> _What is asked_
Exclude any images and output the remaining records exactly.

[Task data start]

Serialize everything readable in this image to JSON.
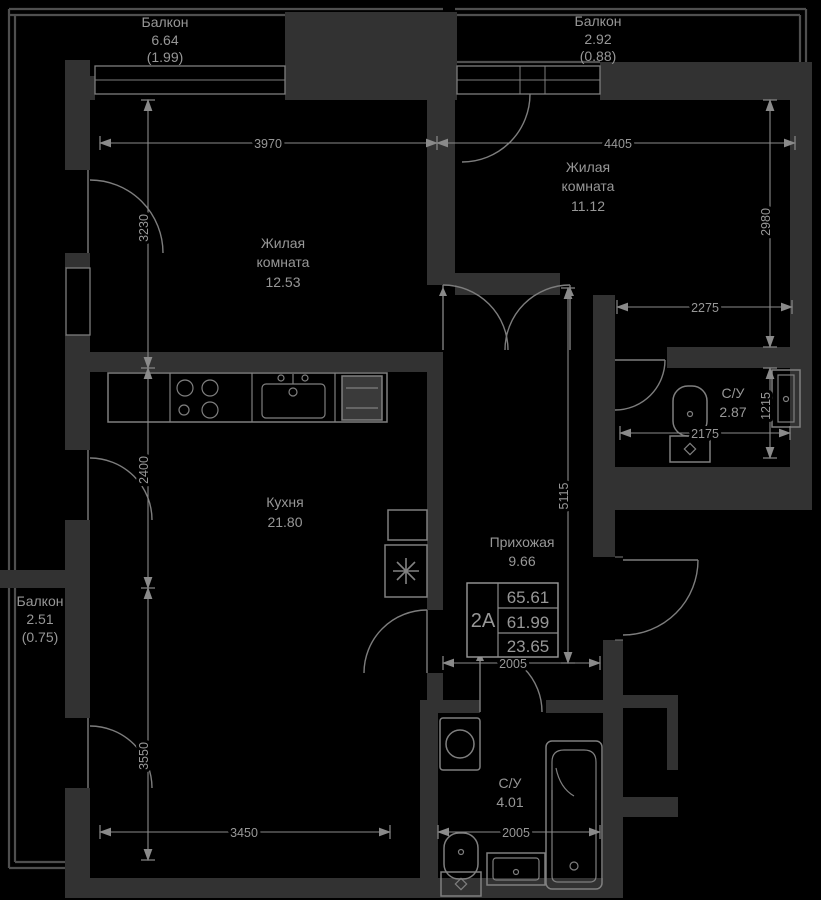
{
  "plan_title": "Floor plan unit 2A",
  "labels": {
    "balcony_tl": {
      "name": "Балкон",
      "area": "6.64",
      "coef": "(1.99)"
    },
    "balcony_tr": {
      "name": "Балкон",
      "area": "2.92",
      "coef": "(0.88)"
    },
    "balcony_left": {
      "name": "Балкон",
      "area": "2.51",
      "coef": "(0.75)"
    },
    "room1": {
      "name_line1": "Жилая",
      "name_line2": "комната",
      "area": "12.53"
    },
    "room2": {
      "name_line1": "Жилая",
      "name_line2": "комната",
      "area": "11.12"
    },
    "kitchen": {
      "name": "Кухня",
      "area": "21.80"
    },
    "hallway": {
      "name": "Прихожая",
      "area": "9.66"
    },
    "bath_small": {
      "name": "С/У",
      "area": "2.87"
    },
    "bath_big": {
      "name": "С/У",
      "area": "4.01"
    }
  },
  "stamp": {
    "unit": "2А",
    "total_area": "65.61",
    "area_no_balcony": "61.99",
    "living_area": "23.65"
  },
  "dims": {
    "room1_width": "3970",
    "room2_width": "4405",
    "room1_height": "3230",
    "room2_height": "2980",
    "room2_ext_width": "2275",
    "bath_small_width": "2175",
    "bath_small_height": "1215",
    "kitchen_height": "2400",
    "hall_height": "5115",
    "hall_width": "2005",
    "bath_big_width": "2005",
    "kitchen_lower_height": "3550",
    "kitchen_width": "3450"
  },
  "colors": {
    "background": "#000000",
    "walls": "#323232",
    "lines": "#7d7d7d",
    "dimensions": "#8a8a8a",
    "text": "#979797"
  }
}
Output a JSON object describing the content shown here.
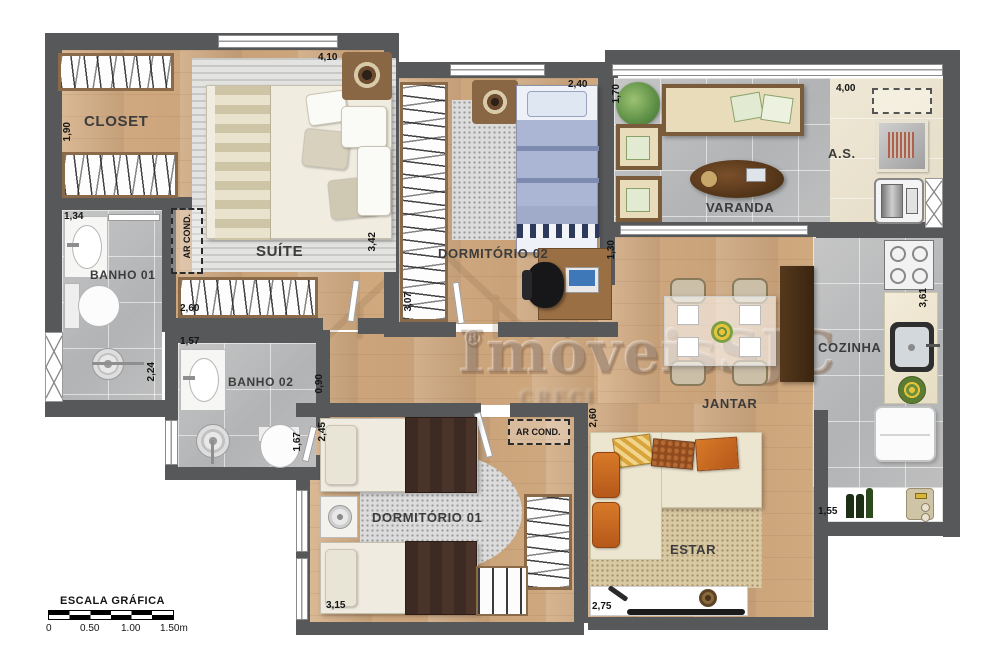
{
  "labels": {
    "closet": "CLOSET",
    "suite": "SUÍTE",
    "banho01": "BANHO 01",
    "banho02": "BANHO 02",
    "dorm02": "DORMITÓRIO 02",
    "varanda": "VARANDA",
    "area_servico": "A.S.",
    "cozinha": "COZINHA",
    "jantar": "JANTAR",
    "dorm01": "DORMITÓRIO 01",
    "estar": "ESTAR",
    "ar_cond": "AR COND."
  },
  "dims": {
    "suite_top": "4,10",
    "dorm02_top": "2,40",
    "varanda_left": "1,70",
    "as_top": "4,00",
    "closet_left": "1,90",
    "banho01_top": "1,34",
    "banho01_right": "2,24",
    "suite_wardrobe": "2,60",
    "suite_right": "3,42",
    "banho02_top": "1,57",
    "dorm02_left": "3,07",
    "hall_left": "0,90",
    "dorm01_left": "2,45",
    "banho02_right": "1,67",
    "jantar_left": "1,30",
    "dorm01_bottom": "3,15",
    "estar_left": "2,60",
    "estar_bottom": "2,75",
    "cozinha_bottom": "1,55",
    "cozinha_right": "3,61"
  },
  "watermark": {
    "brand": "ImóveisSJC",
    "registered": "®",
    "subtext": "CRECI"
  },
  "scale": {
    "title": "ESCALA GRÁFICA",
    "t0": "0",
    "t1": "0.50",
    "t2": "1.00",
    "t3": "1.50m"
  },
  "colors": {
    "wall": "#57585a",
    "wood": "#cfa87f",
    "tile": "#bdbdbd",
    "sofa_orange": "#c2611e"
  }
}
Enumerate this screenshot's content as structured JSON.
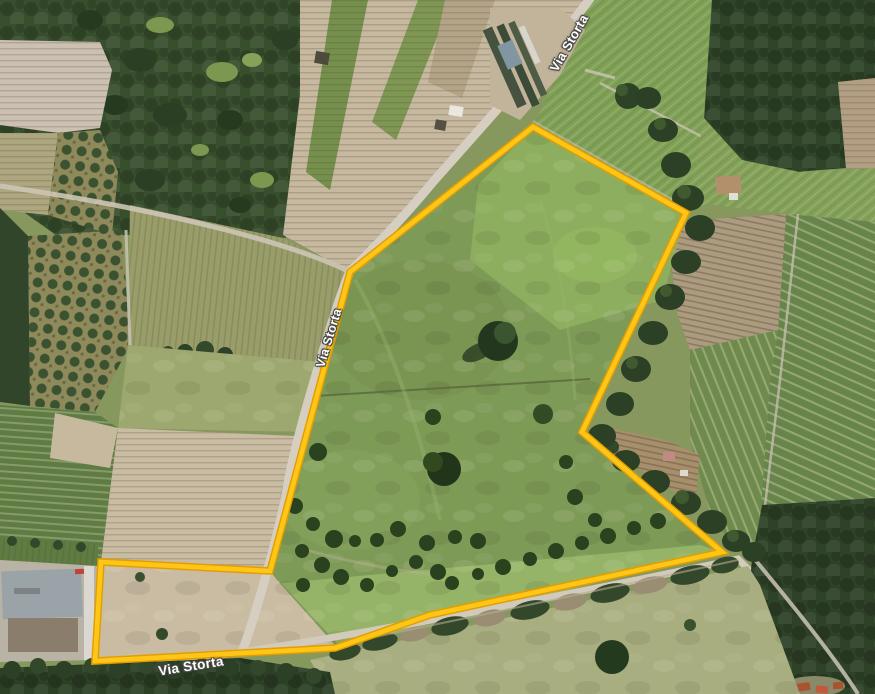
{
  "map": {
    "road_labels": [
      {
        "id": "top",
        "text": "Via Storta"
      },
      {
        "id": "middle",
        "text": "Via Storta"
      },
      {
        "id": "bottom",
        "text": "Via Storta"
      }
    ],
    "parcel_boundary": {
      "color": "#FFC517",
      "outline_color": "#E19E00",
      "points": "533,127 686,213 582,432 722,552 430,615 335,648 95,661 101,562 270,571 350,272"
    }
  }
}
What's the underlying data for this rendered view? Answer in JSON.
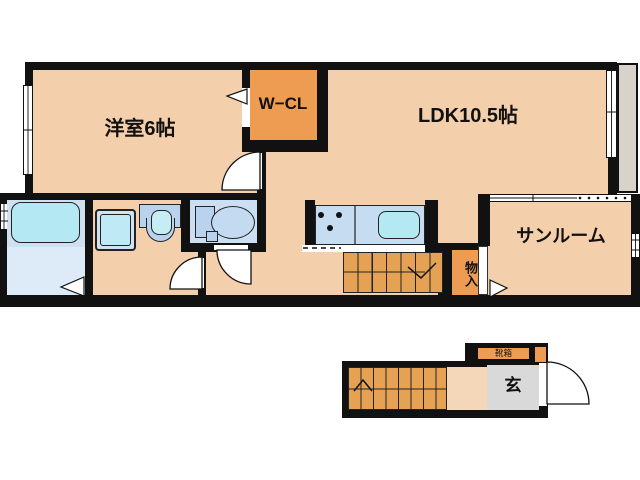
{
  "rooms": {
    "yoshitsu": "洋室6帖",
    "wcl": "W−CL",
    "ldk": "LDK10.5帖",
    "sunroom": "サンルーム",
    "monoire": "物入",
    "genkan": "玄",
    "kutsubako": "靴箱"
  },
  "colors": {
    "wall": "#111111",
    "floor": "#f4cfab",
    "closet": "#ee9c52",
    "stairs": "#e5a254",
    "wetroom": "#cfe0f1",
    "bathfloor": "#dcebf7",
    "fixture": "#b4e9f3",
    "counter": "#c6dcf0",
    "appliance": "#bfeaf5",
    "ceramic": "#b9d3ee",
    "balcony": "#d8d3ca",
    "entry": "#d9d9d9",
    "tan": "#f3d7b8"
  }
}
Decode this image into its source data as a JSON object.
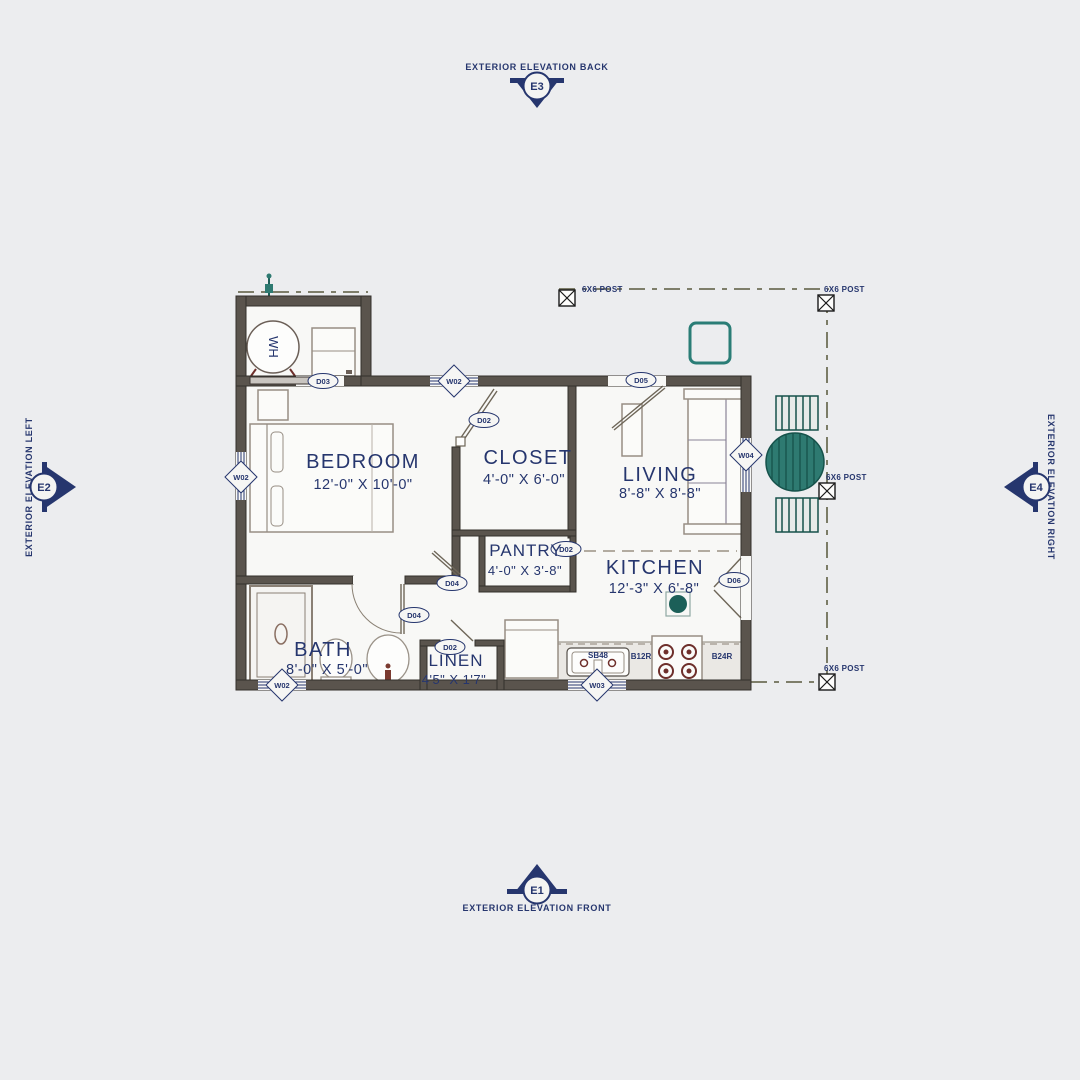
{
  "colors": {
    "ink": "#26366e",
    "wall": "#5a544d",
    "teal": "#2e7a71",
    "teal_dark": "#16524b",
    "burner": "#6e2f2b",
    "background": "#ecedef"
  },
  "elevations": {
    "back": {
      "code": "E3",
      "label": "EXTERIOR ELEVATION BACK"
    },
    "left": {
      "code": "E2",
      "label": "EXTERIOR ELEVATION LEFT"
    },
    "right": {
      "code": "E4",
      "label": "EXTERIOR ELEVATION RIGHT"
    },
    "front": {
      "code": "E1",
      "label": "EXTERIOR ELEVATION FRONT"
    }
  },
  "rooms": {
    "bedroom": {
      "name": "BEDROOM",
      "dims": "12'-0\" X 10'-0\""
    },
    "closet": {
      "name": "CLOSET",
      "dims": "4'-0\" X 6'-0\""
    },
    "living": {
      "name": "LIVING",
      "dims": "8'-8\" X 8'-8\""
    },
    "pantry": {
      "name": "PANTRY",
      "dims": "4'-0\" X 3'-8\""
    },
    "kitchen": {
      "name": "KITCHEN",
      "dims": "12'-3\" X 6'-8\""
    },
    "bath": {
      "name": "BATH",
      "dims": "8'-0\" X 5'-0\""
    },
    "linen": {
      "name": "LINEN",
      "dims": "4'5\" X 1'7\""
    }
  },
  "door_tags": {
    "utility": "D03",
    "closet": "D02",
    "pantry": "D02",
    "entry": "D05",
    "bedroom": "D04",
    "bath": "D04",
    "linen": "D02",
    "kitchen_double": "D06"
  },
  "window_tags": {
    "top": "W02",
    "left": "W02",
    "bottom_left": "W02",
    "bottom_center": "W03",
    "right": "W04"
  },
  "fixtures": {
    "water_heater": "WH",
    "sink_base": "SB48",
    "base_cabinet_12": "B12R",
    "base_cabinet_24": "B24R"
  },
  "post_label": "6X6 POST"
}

[Task data end]

> _Answer below_
Serialize everything readable in this image to JSON.
{
  "plan_title": "Floor plan unit 2A",
  "labels": {
    "balcony_tl": {
      "name": "Балкон",
      "area": "6.64",
      "coef": "(1.99)"
    },
    "balcony_tr": {
      "name": "Балкон",
      "area": "2.92",
      "coef": "(0.88)"
    },
    "balcony_left": {
      "name": "Балкон",
      "area": "2.51",
      "coef": "(0.75)"
    },
    "room1": {
      "name_line1": "Жилая",
      "name_line2": "комната",
      "area": "12.53"
    },
    "room2": {
      "name_line1": "Жилая",
      "name_line2": "комната",
      "area": "11.12"
    },
    "kitchen": {
      "name": "Кухня",
      "area": "21.80"
    },
    "hallway": {
      "name": "Прихожая",
      "area": "9.66"
    },
    "bath_small": {
      "name": "С/У",
      "area": "2.87"
    },
    "bath_big": {
      "name": "С/У",
      "area": "4.01"
    }
  },
  "stamp": {
    "unit": "2А",
    "total_area": "65.61",
    "area_no_balcony": "61.99",
    "living_area": "23.65"
  },
  "dims": {
    "room1_width": "3970",
    "room2_width": "4405",
    "room1_height": "3230",
    "room2_height": "2980",
    "room2_ext_width": "2275",
    "bath_small_width": "2175",
    "bath_small_height": "1215",
    "kitchen_height": "2400",
    "hall_height": "5115",
    "hall_width": "2005",
    "bath_big_width": "2005",
    "kitchen_lower_height": "3550",
    "kitchen_width": "3450"
  },
  "colors": {
    "background": "#000000",
    "walls": "#323232",
    "lines": "#7d7d7d",
    "dimensions": "#8a8a8a",
    "text": "#979797"
  }
}
Output a JSON object describing the content shown here.
{
  "labels": {
    "closet": "CLOSET",
    "suite": "SUÍTE",
    "banho01": "BANHO 01",
    "banho02": "BANHO 02",
    "dorm02": "DORMITÓRIO 02",
    "varanda": "VARANDA",
    "area_servico": "A.S.",
    "cozinha": "COZINHA",
    "jantar": "JANTAR",
    "dorm01": "DORMITÓRIO 01",
    "estar": "ESTAR",
    "ar_cond": "AR COND."
  },
  "dims": {
    "suite_top": "4,10",
    "dorm02_top": "2,40",
    "varanda_left": "1,70",
    "as_top": "4,00",
    "closet_left": "1,90",
    "banho01_top": "1,34",
    "banho01_right": "2,24",
    "suite_wardrobe": "2,60",
    "suite_right": "3,42",
    "banho02_top": "1,57",
    "dorm02_left": "3,07",
    "hall_left": "0,90",
    "dorm01_left": "2,45",
    "banho02_right": "1,67",
    "jantar_left": "1,30",
    "dorm01_bottom": "3,15",
    "estar_left": "2,60",
    "estar_bottom": "2,75",
    "cozinha_bottom": "1,55",
    "cozinha_right": "3,61"
  },
  "watermark": {
    "brand": "ImóveisSJC",
    "registered": "®",
    "subtext": "CRECI"
  },
  "scale": {
    "title": "ESCALA GRÁFICA",
    "t0": "0",
    "t1": "0.50",
    "t2": "1.00",
    "t3": "1.50m"
  },
  "colors": {
    "wall": "#57585a",
    "wood": "#cfa87f",
    "tile": "#bdbdbd",
    "sofa_orange": "#c2611e"
  }
}
Enumerate this screenshot's content as structured JSON.
{
  "map": {
    "road_labels": [
      {
        "id": "top",
        "text": "Via Storta"
      },
      {
        "id": "middle",
        "text": "Via Storta"
      },
      {
        "id": "bottom",
        "text": "Via Storta"
      }
    ],
    "parcel_boundary": {
      "color": "#FFC517",
      "outline_color": "#E19E00",
      "points": "533,127 686,213 582,432 722,552 430,615 335,648 95,661 101,562 270,571 350,272"
    }
  }
}
What's the underlying data for this rendered view? Answer in JSON.
{
  "rooms": {
    "yoshitsu": "洋室6帖",
    "wcl": "W−CL",
    "ldk": "LDK10.5帖",
    "sunroom": "サンルーム",
    "monoire": "物入",
    "genkan": "玄",
    "kutsubako": "靴箱"
  },
  "colors": {
    "wall": "#111111",
    "floor": "#f4cfab",
    "closet": "#ee9c52",
    "stairs": "#e5a254",
    "wetroom": "#cfe0f1",
    "bathfloor": "#dcebf7",
    "fixture": "#b4e9f3",
    "counter": "#c6dcf0",
    "appliance": "#bfeaf5",
    "ceramic": "#b9d3ee",
    "balcony": "#d8d3ca",
    "entry": "#d9d9d9",
    "tan": "#f3d7b8"
  }
}
Decode this image into its source data as a JSON object.
{
  "colors": {
    "ink": "#26366e",
    "wall": "#5a544d",
    "teal": "#2e7a71",
    "teal_dark": "#16524b",
    "burner": "#6e2f2b",
    "background": "#ecedef"
  },
  "elevations": {
    "back": {
      "code": "E3",
      "label": "EXTERIOR ELEVATION BACK"
    },
    "left": {
      "code": "E2",
      "label": "EXTERIOR ELEVATION LEFT"
    },
    "right": {
      "code": "E4",
      "label": "EXTERIOR ELEVATION RIGHT"
    },
    "front": {
      "code": "E1",
      "label": "EXTERIOR ELEVATION FRONT"
    }
  },
  "rooms": {
    "bedroom": {
      "name": "BEDROOM",
      "dims": "12'-0\" X 10'-0\""
    },
    "closet": {
      "name": "CLOSET",
      "dims": "4'-0\" X 6'-0\""
    },
    "living": {
      "name": "LIVING",
      "dims": "8'-8\" X 8'-8\""
    },
    "pantry": {
      "name": "PANTRY",
      "dims": "4'-0\" X 3'-8\""
    },
    "kitchen": {
      "name": "KITCHEN",
      "dims": "12'-3\" X 6'-8\""
    },
    "bath": {
      "name": "BATH",
      "dims": "8'-0\" X 5'-0\""
    },
    "linen": {
      "name": "LINEN",
      "dims": "4'5\" X 1'7\""
    }
  },
  "door_tags": {
    "utility": "D03",
    "closet": "D02",
    "pantry": "D02",
    "entry": "D05",
    "bedroom": "D04",
    "bath": "D04",
    "linen": "D02",
    "kitchen_double": "D06"
  },
  "window_tags": {
    "top": "W02",
    "left": "W02",
    "bottom_left": "W02",
    "bottom_center": "W03",
    "right": "W04"
  },
  "fixtures": {
    "water_heater": "WH",
    "sink_base": "SB48",
    "base_cabinet_12": "B12R",
    "base_cabinet_24": "B24R"
  },
  "post_label": "6X6 POST"
}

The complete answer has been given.